It was a productive meeting and is quite possible the bar staff will soon know us by name. — CC
Update: More photos can be seen at Masculine Interiors.
When I was two-and-a-half years old, my father finished his Air Force commission and we left Berlin. We initially landed at my grandparents’ place in San Francisco, and there, while walking up the stairs of this strange new building, as my mother would tell me many years later, I uttered one of my earliest sentences: “Where’d my home go?”
My mother combined a master’s in Jungian psychology with astrology, which she first learned from my grandmother and later practiced professionally. She would tell me that my chart had extreme emphasis on the importance of my living space.
This is a meandering way of saying that it is with a lifelong sense of the importance and pleasure of appointing one’s living quarters that I’m pleased to announce the debut of my latest web project, MasculineInteriors.com.
It came about rather suddenly, as these things do, in a flurry of inspiration. A friend moved into a new apartment, and I helped her furnish the place. The process got me to scrutinize the parts of my own apartment, where I’ve been for going on three years, that didn’t exactly come out as imagined. What began as one simple plan to repaint a room ended up a complete transformation of my digs.

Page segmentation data
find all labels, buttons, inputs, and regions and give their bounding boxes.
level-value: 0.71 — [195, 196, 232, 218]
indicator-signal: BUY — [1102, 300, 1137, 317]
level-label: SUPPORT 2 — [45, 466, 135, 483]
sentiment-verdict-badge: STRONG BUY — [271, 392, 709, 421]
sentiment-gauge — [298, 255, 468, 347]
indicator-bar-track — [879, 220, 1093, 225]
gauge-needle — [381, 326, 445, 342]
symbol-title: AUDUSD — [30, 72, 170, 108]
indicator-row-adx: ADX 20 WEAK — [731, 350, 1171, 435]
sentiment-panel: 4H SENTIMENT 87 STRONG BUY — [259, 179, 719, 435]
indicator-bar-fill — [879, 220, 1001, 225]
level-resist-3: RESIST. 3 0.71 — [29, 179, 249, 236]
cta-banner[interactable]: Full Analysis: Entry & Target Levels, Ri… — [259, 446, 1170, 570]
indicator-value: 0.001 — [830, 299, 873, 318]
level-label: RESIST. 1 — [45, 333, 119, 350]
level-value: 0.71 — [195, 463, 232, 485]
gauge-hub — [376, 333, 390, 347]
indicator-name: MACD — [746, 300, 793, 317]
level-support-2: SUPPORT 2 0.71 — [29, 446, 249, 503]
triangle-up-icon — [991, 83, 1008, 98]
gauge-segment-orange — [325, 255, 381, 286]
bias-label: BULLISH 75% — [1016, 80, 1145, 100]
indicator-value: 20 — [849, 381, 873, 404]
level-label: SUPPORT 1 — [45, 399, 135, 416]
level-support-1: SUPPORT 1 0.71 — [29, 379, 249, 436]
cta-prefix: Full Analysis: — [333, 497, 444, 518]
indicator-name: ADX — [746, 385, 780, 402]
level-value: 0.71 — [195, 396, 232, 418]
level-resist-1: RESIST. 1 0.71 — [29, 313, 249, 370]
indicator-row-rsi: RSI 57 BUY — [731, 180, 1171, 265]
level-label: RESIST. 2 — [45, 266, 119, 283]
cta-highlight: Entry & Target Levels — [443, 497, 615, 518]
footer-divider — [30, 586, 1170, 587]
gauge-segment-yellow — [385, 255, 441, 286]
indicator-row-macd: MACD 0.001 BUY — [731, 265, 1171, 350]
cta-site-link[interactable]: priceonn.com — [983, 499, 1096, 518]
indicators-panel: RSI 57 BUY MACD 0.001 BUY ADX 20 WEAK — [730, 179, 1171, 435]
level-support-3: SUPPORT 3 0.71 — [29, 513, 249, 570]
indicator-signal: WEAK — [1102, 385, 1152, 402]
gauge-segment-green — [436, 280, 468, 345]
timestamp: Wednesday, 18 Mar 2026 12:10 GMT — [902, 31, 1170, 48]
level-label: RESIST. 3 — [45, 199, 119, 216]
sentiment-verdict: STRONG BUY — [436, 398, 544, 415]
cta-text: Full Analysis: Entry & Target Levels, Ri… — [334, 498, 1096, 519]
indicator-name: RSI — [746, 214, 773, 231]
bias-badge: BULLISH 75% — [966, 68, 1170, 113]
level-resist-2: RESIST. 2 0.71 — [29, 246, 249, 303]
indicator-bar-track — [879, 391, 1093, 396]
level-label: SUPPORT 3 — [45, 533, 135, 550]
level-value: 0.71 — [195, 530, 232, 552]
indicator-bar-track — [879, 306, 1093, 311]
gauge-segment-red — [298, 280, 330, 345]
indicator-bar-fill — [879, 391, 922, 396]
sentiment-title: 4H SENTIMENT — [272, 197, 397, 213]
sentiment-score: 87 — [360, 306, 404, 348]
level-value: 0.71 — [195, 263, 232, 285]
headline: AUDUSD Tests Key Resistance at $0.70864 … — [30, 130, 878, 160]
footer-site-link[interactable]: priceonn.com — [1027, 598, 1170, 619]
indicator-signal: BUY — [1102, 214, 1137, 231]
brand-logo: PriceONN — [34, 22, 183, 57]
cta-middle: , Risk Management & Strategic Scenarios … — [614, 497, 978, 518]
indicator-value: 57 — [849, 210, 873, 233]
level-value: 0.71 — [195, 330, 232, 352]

> **List of tasks**
1. Copy the MasculineInteriors.com passage word for word, from "When I was two-and-a-half" up to and including "my living space.".
2. According to the MasculineInteriors.com passage, where did the family first land after leaving Berlin?
The entries above were taken from a different source than the passage.

> **Results for the exercise**
1.
When I was two-and-a-half years old, my father finished his Air Force commission and we left Berlin. We initially landed at my grandparents’ place in San Francisco, and there, while walking up the stairs of this strange new building, as my mother would tell me many years later, I uttered one of my earliest sentences: “Where’d my home go?”
My mother combined a master’s in Jungian psychology with astrology, which she first learned from my grandmother and later practiced professionally. She would tell me that my chart had extreme emphasis on the importance of my living space.

2. At the grandparents' place in San Francisco.